Direction.
Return every line of the material below verbatim, without changing anything.

════════════════════

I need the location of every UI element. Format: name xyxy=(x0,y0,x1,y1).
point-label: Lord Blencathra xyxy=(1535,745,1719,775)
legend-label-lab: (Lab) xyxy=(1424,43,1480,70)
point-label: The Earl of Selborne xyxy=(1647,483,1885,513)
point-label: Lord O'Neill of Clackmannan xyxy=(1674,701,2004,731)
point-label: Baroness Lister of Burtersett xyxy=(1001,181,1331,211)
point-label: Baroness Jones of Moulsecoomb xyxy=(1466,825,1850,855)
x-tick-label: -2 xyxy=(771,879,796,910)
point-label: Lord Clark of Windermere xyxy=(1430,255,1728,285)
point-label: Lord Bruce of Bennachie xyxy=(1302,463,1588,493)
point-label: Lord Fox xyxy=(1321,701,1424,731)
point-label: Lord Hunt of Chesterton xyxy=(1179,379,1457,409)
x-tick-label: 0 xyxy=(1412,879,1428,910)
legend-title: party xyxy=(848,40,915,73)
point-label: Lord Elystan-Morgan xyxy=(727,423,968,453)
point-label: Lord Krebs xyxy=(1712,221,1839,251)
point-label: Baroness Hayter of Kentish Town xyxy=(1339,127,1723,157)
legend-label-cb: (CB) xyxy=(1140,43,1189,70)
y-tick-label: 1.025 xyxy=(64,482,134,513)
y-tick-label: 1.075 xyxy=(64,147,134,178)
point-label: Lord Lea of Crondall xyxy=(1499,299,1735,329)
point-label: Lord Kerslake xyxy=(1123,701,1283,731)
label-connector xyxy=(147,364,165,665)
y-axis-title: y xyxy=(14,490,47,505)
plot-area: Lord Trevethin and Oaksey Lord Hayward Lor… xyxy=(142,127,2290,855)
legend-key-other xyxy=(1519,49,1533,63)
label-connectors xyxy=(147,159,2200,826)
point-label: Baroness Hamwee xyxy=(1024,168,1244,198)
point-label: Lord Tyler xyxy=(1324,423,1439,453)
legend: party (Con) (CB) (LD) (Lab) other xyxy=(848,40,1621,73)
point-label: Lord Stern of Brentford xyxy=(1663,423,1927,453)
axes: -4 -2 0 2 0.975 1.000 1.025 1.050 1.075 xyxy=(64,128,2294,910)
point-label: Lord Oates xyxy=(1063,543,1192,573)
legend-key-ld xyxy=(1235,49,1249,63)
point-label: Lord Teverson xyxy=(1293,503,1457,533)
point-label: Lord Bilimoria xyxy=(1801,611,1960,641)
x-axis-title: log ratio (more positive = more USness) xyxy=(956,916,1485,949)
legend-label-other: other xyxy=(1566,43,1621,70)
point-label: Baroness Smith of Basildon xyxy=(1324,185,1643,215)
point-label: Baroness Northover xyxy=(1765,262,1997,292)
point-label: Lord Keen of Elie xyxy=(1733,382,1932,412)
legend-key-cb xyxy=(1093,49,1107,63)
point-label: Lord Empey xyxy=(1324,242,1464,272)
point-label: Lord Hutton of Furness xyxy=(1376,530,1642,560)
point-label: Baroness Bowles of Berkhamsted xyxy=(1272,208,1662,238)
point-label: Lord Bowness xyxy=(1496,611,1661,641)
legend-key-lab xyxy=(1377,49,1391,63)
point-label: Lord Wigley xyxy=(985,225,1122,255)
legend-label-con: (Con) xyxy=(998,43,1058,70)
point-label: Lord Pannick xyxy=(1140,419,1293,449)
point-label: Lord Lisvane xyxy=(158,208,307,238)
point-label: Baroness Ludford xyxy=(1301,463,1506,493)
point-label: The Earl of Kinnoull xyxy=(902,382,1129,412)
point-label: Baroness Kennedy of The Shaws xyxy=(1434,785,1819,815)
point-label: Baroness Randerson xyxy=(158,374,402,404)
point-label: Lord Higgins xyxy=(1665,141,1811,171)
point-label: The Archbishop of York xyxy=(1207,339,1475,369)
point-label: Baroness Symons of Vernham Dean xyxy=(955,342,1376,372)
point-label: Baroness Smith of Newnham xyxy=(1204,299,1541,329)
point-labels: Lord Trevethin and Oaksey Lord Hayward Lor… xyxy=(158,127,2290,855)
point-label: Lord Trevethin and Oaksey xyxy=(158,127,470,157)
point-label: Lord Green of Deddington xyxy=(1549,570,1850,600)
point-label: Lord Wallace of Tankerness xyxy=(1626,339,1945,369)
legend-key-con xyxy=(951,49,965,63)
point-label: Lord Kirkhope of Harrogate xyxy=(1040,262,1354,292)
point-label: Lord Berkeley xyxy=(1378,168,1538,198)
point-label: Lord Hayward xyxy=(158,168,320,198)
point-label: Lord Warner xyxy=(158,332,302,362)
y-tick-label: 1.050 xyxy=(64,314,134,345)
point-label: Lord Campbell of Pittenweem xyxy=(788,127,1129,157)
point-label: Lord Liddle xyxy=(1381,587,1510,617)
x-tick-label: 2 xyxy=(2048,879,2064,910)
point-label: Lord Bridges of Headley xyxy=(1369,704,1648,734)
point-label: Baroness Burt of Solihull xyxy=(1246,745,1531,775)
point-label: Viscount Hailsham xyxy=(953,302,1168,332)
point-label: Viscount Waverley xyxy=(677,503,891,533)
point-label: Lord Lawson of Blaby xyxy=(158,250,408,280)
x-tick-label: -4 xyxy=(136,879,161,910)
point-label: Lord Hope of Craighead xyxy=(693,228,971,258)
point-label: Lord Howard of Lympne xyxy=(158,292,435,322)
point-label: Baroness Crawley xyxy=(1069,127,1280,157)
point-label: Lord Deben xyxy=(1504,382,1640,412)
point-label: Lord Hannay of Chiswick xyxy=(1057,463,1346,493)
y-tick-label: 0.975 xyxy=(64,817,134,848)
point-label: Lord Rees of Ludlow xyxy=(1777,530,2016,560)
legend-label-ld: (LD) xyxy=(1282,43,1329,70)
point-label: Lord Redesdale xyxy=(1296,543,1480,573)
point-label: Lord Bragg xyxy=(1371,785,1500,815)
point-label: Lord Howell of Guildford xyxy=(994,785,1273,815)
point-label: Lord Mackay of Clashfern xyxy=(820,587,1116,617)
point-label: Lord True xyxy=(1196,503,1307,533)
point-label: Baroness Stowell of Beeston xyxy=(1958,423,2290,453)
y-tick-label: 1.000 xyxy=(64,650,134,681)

════════════════════

Complete response.
I need the location of every UI element. Format: name xyxy=(x0,y0,x1,y1).
point-label: Lord Blencathra xyxy=(1535,745,1719,775)
legend-label-lab: (Lab) xyxy=(1424,43,1480,70)
point-label: The Earl of Selborne xyxy=(1647,483,1885,513)
point-label: Lord O'Neill of Clackmannan xyxy=(1674,701,2004,731)
point-label: Baroness Lister of Burtersett xyxy=(1001,181,1331,211)
point-label: Baroness Jones of Moulsecoomb xyxy=(1466,825,1850,855)
x-tick-label: -2 xyxy=(771,879,796,910)
point-label: Lord Clark of Windermere xyxy=(1430,255,1728,285)
point-label: Lord Bruce of Bennachie xyxy=(1302,463,1588,493)
point-label: Lord Fox xyxy=(1321,701,1424,731)
point-label: Lord Hunt of Chesterton xyxy=(1179,379,1457,409)
x-tick-label: 0 xyxy=(1412,879,1428,910)
legend-title: party xyxy=(848,40,915,73)
point-label: Lord Elystan-Morgan xyxy=(727,423,968,453)
point-label: Lord Krebs xyxy=(1712,221,1839,251)
point-label: Baroness Hayter of Kentish Town xyxy=(1339,127,1723,157)
legend-label-cb: (CB) xyxy=(1140,43,1189,70)
y-tick-label: 1.025 xyxy=(64,482,134,513)
y-tick-label: 1.075 xyxy=(64,147,134,178)
point-label: Lord Lea of Crondall xyxy=(1499,299,1735,329)
point-label: Lord Kerslake xyxy=(1123,701,1283,731)
label-connector xyxy=(147,364,165,665)
y-axis-title: y xyxy=(14,490,47,505)
plot-area: Lord Trevethin and Oaksey Lord Hayward Lor… xyxy=(142,127,2290,855)
legend-key-other xyxy=(1519,49,1533,63)
label-connectors xyxy=(147,159,2200,826)
point-label: Baroness Hamwee xyxy=(1024,168,1244,198)
point-label: Lord Tyler xyxy=(1324,423,1439,453)
legend: party (Con) (CB) (LD) (Lab) other xyxy=(848,40,1621,73)
point-label: Lord Stern of Brentford xyxy=(1663,423,1927,453)
axes: -4 -2 0 2 0.975 1.000 1.025 1.050 1.075 xyxy=(64,128,2294,910)
point-label: Lord Oates xyxy=(1063,543,1192,573)
legend-key-ld xyxy=(1235,49,1249,63)
point-label: Lord Teverson xyxy=(1293,503,1457,533)
point-label: Lord Bilimoria xyxy=(1801,611,1960,641)
x-axis-title: log ratio (more positive = more USness) xyxy=(956,916,1485,949)
legend-label-other: other xyxy=(1566,43,1621,70)
point-label: Baroness Smith of Basildon xyxy=(1324,185,1643,215)
point-label: Baroness Northover xyxy=(1765,262,1997,292)
point-label: Lord Keen of Elie xyxy=(1733,382,1932,412)
legend-key-cb xyxy=(1093,49,1107,63)
point-label: Lord Empey xyxy=(1324,242,1464,272)
point-label: Lord Hutton of Furness xyxy=(1376,530,1642,560)
point-label: Baroness Bowles of Berkhamsted xyxy=(1272,208,1662,238)
point-label: Lord Bowness xyxy=(1496,611,1661,641)
legend-key-lab xyxy=(1377,49,1391,63)
point-label: Lord Wigley xyxy=(985,225,1122,255)
legend-label-con: (Con) xyxy=(998,43,1058,70)
point-label: Lord Pannick xyxy=(1140,419,1293,449)
point-label: Lord Lisvane xyxy=(158,208,307,238)
point-label: Baroness Ludford xyxy=(1301,463,1506,493)
point-label: The Earl of Kinnoull xyxy=(902,382,1129,412)
point-label: Baroness Kennedy of The Shaws xyxy=(1434,785,1819,815)
point-label: Baroness Randerson xyxy=(158,374,402,404)
point-label: Lord Higgins xyxy=(1665,141,1811,171)
point-label: The Archbishop of York xyxy=(1207,339,1475,369)
point-label: Baroness Symons of Vernham Dean xyxy=(955,342,1376,372)
point-label: Baroness Smith of Newnham xyxy=(1204,299,1541,329)
point-labels: Lord Trevethin and Oaksey Lord Hayward Lor… xyxy=(158,127,2290,855)
point-label: Lord Trevethin and Oaksey xyxy=(158,127,470,157)
point-label: Lord Green of Deddington xyxy=(1549,570,1850,600)
point-label: Lord Wallace of Tankerness xyxy=(1626,339,1945,369)
legend-key-con xyxy=(951,49,965,63)
point-label: Lord Kirkhope of Harrogate xyxy=(1040,262,1354,292)
point-label: Lord Berkeley xyxy=(1378,168,1538,198)
point-label: Lord Hayward xyxy=(158,168,320,198)
point-label: Lord Warner xyxy=(158,332,302,362)
y-tick-label: 1.050 xyxy=(64,314,134,345)
point-label: Lord Campbell of Pittenweem xyxy=(788,127,1129,157)
point-label: Lord Liddle xyxy=(1381,587,1510,617)
x-tick-label: 2 xyxy=(2048,879,2064,910)
point-label: Lord Bridges of Headley xyxy=(1369,704,1648,734)
point-label: Baroness Burt of Solihull xyxy=(1246,745,1531,775)
point-label: Viscount Hailsham xyxy=(953,302,1168,332)
point-label: Viscount Waverley xyxy=(677,503,891,533)
point-label: Lord Lawson of Blaby xyxy=(158,250,408,280)
x-tick-label: -4 xyxy=(136,879,161,910)
point-label: Lord Hope of Craighead xyxy=(693,228,971,258)
point-label: Lord Howard of Lympne xyxy=(158,292,435,322)
point-label: Baroness Crawley xyxy=(1069,127,1280,157)
point-label: Lord Deben xyxy=(1504,382,1640,412)
point-label: Lord Hannay of Chiswick xyxy=(1057,463,1346,493)
y-tick-label: 0.975 xyxy=(64,817,134,848)
point-label: Lord Rees of Ludlow xyxy=(1777,530,2016,560)
legend-label-ld: (LD) xyxy=(1282,43,1329,70)
point-label: Lord Redesdale xyxy=(1296,543,1480,573)
point-label: Lord Bragg xyxy=(1371,785,1500,815)
point-label: Lord Howell of Guildford xyxy=(994,785,1273,815)
point-label: Lord Mackay of Clashfern xyxy=(820,587,1116,617)
point-label: Lord True xyxy=(1196,503,1307,533)
point-label: Baroness Stowell of Beeston xyxy=(1958,423,2290,453)
y-tick-label: 1.000 xyxy=(64,650,134,681)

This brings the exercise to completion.